→ TASK DESCRIPTION
Reproduce the listing below word for word, beginning with its very first line and continuing through the line containing "colorbar-tick-label: 0.8: [415, 170, 427, 180]", with both of those lines included.

→ TASK INPUT
◇ ◇ ◇ ◇

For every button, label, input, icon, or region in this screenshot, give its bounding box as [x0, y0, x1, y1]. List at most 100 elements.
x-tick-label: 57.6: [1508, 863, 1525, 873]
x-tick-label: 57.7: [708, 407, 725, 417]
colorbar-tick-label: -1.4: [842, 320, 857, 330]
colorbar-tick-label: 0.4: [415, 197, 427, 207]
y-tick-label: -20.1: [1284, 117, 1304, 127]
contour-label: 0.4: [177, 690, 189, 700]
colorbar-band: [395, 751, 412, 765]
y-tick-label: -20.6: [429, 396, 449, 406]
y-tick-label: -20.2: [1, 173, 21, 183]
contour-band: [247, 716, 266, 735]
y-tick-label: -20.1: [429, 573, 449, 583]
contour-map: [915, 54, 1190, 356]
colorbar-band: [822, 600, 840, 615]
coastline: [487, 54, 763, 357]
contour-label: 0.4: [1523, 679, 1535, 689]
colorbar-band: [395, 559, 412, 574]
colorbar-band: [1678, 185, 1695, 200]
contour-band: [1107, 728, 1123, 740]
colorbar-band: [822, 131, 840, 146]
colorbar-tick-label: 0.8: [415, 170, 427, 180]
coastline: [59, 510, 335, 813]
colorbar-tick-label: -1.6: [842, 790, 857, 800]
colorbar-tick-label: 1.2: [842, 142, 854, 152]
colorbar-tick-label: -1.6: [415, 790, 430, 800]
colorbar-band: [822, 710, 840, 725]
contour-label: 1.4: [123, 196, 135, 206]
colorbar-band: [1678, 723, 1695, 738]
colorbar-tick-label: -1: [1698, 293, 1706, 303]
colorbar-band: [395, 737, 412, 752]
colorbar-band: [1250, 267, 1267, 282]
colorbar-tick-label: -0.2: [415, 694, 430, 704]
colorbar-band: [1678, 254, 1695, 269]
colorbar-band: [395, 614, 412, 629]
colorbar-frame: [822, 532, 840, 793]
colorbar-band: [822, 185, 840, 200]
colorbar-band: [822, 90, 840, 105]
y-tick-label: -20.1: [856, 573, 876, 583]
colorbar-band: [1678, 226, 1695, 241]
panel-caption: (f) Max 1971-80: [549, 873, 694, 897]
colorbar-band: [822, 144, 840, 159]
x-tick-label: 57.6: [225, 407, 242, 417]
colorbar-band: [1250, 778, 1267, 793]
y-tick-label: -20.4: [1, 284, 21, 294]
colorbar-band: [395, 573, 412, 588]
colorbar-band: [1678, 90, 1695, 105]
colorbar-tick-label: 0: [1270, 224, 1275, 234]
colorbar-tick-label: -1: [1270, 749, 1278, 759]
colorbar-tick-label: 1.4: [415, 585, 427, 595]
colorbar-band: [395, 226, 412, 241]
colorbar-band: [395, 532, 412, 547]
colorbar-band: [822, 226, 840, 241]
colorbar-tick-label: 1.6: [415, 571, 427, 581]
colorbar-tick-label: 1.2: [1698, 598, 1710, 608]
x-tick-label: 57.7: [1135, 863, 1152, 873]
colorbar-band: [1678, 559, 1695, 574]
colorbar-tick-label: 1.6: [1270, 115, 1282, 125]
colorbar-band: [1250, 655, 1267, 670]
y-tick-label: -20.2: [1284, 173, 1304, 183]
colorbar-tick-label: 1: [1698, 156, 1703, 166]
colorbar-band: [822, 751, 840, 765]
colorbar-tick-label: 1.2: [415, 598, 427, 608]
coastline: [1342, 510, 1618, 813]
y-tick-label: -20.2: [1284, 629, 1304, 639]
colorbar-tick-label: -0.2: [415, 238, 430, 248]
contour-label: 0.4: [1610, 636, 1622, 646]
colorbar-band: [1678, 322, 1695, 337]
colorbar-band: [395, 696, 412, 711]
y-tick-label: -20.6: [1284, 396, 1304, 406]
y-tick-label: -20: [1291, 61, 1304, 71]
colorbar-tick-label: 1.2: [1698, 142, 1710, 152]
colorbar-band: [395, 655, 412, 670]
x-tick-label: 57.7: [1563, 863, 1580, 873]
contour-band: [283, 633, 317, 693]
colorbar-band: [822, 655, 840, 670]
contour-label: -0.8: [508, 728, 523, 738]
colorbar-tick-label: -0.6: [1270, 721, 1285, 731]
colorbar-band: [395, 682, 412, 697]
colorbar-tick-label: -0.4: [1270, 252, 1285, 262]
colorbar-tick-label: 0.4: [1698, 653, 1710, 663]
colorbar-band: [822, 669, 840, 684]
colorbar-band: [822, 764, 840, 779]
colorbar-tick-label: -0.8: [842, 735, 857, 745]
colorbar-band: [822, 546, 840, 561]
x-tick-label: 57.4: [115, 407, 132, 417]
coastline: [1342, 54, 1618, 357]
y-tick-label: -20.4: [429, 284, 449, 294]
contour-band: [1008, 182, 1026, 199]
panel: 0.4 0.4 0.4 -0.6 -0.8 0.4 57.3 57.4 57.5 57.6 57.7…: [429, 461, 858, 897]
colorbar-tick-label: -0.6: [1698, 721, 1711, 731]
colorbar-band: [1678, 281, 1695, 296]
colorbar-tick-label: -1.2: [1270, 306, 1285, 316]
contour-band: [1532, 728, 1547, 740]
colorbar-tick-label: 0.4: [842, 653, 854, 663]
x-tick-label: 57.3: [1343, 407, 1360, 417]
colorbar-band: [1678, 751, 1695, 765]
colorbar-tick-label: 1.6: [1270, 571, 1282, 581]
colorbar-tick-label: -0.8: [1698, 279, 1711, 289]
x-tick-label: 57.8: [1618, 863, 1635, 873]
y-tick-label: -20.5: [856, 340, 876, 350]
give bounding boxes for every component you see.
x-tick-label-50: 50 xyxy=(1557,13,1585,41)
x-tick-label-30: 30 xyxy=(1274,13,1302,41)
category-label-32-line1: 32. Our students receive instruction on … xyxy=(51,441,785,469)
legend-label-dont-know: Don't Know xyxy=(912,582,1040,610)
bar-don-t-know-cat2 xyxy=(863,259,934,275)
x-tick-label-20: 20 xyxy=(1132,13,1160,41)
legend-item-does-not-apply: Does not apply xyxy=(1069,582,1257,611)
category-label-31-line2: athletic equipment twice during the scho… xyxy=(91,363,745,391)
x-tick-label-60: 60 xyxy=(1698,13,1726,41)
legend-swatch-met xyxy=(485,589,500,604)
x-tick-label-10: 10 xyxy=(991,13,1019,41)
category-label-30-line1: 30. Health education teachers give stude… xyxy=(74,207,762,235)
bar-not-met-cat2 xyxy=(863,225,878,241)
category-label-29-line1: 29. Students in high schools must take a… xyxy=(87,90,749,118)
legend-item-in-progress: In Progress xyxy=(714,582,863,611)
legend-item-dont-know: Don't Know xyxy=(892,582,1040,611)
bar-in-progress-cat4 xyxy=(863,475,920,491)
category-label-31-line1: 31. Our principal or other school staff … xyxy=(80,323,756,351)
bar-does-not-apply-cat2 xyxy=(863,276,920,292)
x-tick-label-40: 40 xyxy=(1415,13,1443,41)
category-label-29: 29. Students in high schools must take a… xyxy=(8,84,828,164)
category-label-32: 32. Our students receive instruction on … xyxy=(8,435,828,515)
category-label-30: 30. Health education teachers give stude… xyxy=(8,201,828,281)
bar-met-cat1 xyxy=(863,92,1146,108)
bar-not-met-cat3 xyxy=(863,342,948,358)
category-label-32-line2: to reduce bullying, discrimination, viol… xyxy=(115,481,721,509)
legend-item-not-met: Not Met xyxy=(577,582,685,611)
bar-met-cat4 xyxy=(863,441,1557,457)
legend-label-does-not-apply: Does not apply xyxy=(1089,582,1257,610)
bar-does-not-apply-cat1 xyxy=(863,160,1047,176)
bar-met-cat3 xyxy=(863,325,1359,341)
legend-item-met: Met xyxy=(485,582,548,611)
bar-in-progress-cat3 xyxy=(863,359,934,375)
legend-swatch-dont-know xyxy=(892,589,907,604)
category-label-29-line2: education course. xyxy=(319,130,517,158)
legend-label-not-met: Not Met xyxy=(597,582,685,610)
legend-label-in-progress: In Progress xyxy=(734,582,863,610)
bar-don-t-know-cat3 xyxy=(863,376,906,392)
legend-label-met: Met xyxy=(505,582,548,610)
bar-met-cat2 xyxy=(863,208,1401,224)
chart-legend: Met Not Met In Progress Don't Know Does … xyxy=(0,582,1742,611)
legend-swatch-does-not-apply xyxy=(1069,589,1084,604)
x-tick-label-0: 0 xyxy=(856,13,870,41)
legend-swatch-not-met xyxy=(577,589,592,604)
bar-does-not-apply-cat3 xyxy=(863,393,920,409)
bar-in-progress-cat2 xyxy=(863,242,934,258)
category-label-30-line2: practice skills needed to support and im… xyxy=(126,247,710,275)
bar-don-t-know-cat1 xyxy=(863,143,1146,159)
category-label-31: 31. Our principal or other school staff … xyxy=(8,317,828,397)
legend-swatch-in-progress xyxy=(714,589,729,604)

◇ ◇ ◇ ◇

→ SOLUTION TO THIS PROBLEM
For every button, label, input, icon, or region in this screenshot, give its bounding box as [x0, y0, x1, y1]. List at most 100 elements.
x-tick-label: 57.6: [1508, 863, 1525, 873]
x-tick-label: 57.7: [708, 407, 725, 417]
colorbar-tick-label: -1.4: [842, 320, 857, 330]
colorbar-tick-label: 0.4: [415, 197, 427, 207]
y-tick-label: -20.1: [1284, 117, 1304, 127]
contour-label: 0.4: [177, 690, 189, 700]
colorbar-band: [395, 751, 412, 765]
y-tick-label: -20.6: [429, 396, 449, 406]
y-tick-label: -20.2: [1, 173, 21, 183]
contour-band: [247, 716, 266, 735]
y-tick-label: -20.1: [429, 573, 449, 583]
contour-map: [915, 54, 1190, 356]
colorbar-band: [822, 600, 840, 615]
coastline: [487, 54, 763, 357]
contour-label: 0.4: [1523, 679, 1535, 689]
colorbar-band: [395, 559, 412, 574]
colorbar-band: [1678, 185, 1695, 200]
contour-band: [1107, 728, 1123, 740]
colorbar-band: [822, 131, 840, 146]
colorbar-tick-label: 0.8: [415, 170, 427, 180]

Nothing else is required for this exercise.